• TASK PROMPT:
Can you transcribe, word for word, the stretch of the material from the line containing "x-tick-label: 1920 (71, 325, 89, 334)" through the line containing "y-axis-label-letter: r (14, 198, 17, 207)"?

───── DATA

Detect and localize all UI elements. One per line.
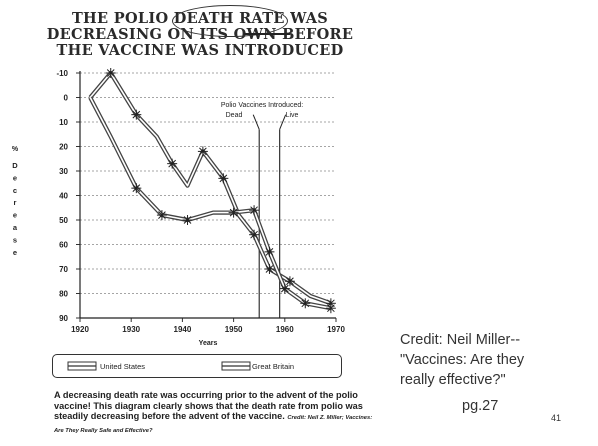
x-tick-label: 1920 (71, 325, 89, 334)
y-tick-label: 40 (59, 192, 68, 201)
credit-line-2: "Vaccines: Are they (400, 352, 525, 368)
data-point-us (284, 276, 295, 287)
x-tick-label: 1960 (276, 325, 294, 334)
y-axis-label-letter: r (14, 198, 17, 207)
hand-drawn-circle (172, 5, 288, 37)
series-line-gb (88, 96, 332, 311)
x-tick-label: 1970 (327, 325, 345, 334)
y-axis-label-letter: e (13, 211, 17, 220)
data-point-gb (264, 246, 275, 257)
page-reference: pg.27 (462, 398, 499, 414)
series-line-inner-us (89, 72, 332, 305)
legend-label-gb: Great Britain (252, 362, 294, 371)
title-line-3: THE VACCINE WAS INTRODUCED (56, 42, 344, 59)
y-axis-label-letter: a (13, 223, 18, 232)
title-text-segment: THE POLIO (71, 10, 174, 27)
y-tick-label: 50 (59, 216, 68, 225)
y-axis-label-letter: e (13, 248, 17, 257)
y-tick-label: 60 (59, 241, 68, 250)
live-pointer (279, 114, 287, 130)
y-tick-label: 70 (59, 265, 68, 274)
annotation-live-label: Live (286, 112, 299, 119)
data-point-us (218, 173, 229, 184)
dead-pointer (252, 114, 260, 130)
strikethrough-line (244, 33, 290, 35)
y-tick-label: -10 (56, 69, 68, 78)
credit-line-1: Credit: Neil Miller-- (400, 332, 521, 348)
data-point-gb (228, 207, 239, 218)
x-axis-label: Years (199, 340, 218, 347)
y-tick-label: 10 (59, 118, 68, 127)
x-tick-label: 1930 (122, 325, 140, 334)
legend-label-us: United States (100, 362, 145, 371)
y-tick-label: 80 (59, 290, 68, 299)
y-axis-label-letter: e (13, 173, 17, 182)
annotation-heading: Polio Vaccines Introduced: (221, 102, 303, 109)
x-tick-label: 1950 (225, 325, 243, 334)
caption-text: A decreasing death rate was occurring pr… (54, 390, 363, 422)
data-point-gb (325, 303, 336, 314)
y-axis-label-letter: c (13, 186, 17, 195)
data-point-gb (156, 210, 167, 221)
credit-block: Credit: Neil Miller-- "Vaccines: Are the… (400, 330, 570, 390)
legend-box (52, 354, 342, 378)
slide-number: 41 (551, 413, 562, 423)
series-line-inner-gb (89, 97, 332, 309)
data-point-us (197, 146, 208, 157)
y-tick-label: 30 (59, 167, 68, 176)
caption: A decreasing death rate was occurring pr… (54, 390, 379, 436)
y-axis-label-letter: s (13, 235, 17, 244)
data-point-us (249, 229, 260, 240)
y-axis-label-letter: D (12, 161, 18, 170)
data-point-gb (131, 183, 142, 194)
y-tick-label: 90 (59, 314, 68, 323)
data-point-gb (300, 298, 311, 309)
data-point-us (167, 158, 178, 169)
data-point-us (264, 264, 275, 274)
title-text-segment: BEFORE (276, 26, 354, 43)
title-text-segment: DECREASING (46, 26, 168, 43)
data-point-us (131, 109, 142, 120)
y-axis-label: % (12, 146, 19, 153)
y-tick-label: 0 (64, 94, 69, 103)
y-tick-label: 20 (59, 143, 68, 152)
title-text-segment: WAS (284, 10, 329, 27)
data-point-gb (279, 283, 290, 294)
data-point-us (105, 68, 116, 78)
data-point-gb (182, 215, 193, 225)
annotation-dead-label: Dead (226, 112, 243, 119)
data-point-gb (249, 205, 260, 216)
x-tick-label: 1940 (174, 325, 192, 334)
credit-line-3: really effective?" (400, 372, 506, 388)
caption-source: Credit: Neil Z. Miller; Vaccines: Are Th… (54, 415, 373, 434)
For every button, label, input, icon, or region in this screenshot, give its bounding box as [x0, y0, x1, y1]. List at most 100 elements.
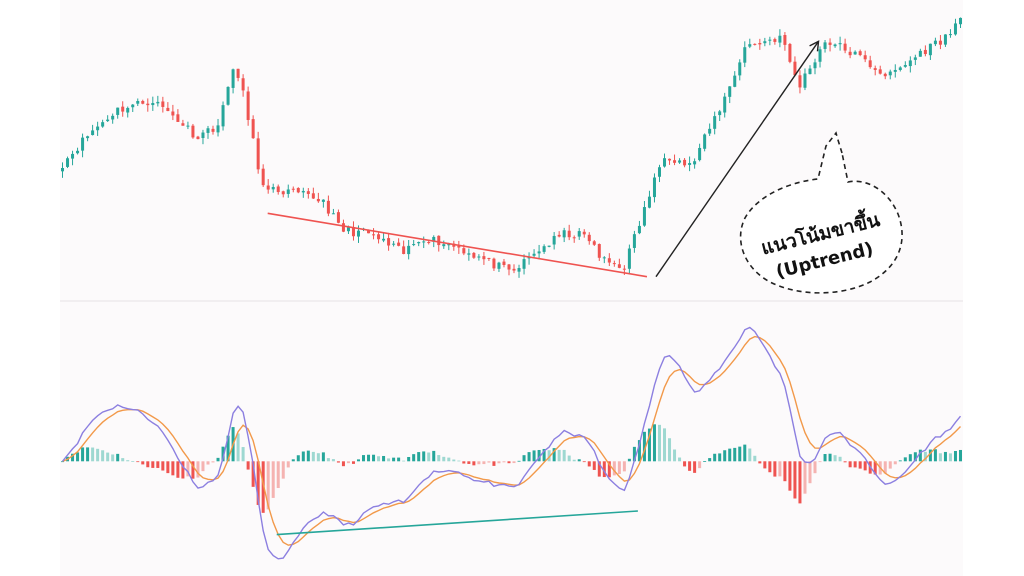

──────────

• EXERCISE SOLUTION:
x-tick-label: 1920 (71, 325, 89, 334)
y-tick-label: 40 (59, 192, 68, 201)
credit-line-2: "Vaccines: Are they (400, 352, 525, 368)
data-point-us (284, 276, 295, 287)
x-tick-label: 1960 (276, 325, 294, 334)
y-axis-label-letter: r (14, 198, 17, 207)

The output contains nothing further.